:: Document extract ::
—————

New York is holding their annual No Pants Subway Ride on January 12th and WE NEED TO PARTICIPATE!

Improv Everywhere (www.improveverywhere.com) is a group based in NYC that stages large-scale "Scenes." The No Pants Subway Ride is an annual event that gets upward of 200 participants, some veterans and many new volunteers a.k.a. "agents."

Mission:

Ride the TTC without your pants. You can wear socks, shoes, boots, coats,
gloves, shirts and hats - just no pants. Dress warmly, as you will have no
pants. (Please no thongs, it's just impolite. You might get jumped, groped, or
thrown in jail.) The hard part is to be completely solid about it. Do not break
a smile or get all giggly about it. You have to pretend like you don't know any
of the other pantless riders. And when asked about it, don't acknowledge the
weirdness. You should be acting like it is perfectly normal to have been
waiting for and riding the TTC without your pants!

—————

Records of where elements appear:
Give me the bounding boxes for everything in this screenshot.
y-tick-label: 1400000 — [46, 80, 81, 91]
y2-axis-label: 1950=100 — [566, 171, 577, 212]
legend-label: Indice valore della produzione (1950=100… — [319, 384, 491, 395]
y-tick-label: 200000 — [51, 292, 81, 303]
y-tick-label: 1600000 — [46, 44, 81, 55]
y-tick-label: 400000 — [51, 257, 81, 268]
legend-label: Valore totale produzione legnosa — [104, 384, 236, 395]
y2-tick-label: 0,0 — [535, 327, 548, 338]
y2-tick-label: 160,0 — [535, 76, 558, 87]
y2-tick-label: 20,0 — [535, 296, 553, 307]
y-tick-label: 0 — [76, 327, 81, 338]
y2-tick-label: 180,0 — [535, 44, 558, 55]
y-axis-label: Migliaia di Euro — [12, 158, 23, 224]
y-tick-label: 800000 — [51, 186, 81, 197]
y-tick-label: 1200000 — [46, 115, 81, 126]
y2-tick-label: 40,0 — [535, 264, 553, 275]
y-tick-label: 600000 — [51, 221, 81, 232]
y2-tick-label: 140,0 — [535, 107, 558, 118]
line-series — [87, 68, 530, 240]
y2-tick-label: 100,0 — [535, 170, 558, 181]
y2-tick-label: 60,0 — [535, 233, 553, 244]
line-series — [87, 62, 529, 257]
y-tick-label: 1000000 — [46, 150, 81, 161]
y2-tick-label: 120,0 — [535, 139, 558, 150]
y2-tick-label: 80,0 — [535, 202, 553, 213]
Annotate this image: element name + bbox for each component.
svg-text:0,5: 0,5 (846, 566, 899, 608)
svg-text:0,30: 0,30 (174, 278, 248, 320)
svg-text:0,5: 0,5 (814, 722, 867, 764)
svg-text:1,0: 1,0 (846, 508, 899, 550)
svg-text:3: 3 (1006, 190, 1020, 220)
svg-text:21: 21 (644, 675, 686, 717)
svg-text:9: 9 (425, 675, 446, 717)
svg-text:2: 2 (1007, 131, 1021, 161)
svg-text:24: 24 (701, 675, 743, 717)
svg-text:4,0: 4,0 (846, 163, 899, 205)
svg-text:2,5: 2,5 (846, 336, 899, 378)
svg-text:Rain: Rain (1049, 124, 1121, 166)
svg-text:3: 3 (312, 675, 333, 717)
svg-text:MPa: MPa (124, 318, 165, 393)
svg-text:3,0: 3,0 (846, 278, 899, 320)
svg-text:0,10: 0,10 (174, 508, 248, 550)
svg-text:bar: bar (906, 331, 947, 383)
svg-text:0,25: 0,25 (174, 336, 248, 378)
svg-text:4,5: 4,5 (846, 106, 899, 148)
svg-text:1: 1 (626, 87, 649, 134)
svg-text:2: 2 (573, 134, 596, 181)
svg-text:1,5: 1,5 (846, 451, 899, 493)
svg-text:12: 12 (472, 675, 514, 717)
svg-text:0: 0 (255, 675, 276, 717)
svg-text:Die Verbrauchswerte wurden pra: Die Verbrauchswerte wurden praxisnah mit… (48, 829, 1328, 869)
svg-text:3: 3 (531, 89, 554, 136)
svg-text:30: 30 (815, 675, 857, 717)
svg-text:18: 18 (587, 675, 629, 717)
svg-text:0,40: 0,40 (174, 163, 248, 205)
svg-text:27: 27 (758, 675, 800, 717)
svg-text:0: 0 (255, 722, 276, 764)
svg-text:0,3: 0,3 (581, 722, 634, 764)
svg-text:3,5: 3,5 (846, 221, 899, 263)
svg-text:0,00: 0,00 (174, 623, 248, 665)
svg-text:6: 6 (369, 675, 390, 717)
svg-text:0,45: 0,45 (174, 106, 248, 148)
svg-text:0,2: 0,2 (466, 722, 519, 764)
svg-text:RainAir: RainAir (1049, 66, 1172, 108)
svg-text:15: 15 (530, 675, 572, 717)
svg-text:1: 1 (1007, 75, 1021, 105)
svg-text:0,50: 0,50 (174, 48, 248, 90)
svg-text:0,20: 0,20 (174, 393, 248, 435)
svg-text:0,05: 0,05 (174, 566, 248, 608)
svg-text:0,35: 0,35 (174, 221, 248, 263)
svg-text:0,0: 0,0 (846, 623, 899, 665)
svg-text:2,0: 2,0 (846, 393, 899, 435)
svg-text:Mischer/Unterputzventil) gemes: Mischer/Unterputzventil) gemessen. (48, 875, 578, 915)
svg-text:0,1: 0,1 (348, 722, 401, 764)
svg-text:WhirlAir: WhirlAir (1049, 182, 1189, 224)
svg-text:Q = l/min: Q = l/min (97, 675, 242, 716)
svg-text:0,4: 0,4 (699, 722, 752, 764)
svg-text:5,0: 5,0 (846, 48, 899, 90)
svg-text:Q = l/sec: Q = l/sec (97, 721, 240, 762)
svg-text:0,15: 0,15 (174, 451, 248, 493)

—————

:: Work instructions ::
**1.** Rewrite the part of the No Pants Subway Ride text that opens with the words containing "Improv Everywhere (www.improveverywhere.com)" and closes with "without your pants!", changing "TTC" to "subway".
**2.** Copy the rows from the very first one through the line containing "y-tick-label: 400000 — [51, 257, 81, 268]", keeping each line unchanged.
The No Pants Subway Ride text and these rows have nothing to do with each other.

:: Solutions by task ::
**1.**
Improv Everywhere (www.improveverywhere.com) is a group based in NYC that stages large-scale "Scenes." The No Pants Subway Ride is an annual event that gets upward of 200 participants, some veterans and many new volunteers a.k.a. "agents."

Mission:

Ride the subway without your pants. You can wear socks, shoes, boots, coats,
gloves, shirts and hats - just no pants. Dress warmly, as you will have no
pants. (Please no thongs, it's just impolite. You might get jumped, groped, or
thrown in jail.) The hard part is to be completely solid about it. Do not break
a smile or get all giggly about it. You have to pretend like you don't know any
of the other pantless riders. And when asked about it, don't acknowledge the
weirdness. You should be acting like it is perfectly normal to have been
waiting for and riding the subway without your pants!

**2.**
Give me the bounding boxes for everything in this screenshot.
y-tick-label: 1400000 — [46, 80, 81, 91]
y2-axis-label: 1950=100 — [566, 171, 577, 212]
legend-label: Indice valore della produzione (1950=100… — [319, 384, 491, 395]
y-tick-label: 200000 — [51, 292, 81, 303]
y-tick-label: 1600000 — [46, 44, 81, 55]
y-tick-label: 400000 — [51, 257, 81, 268]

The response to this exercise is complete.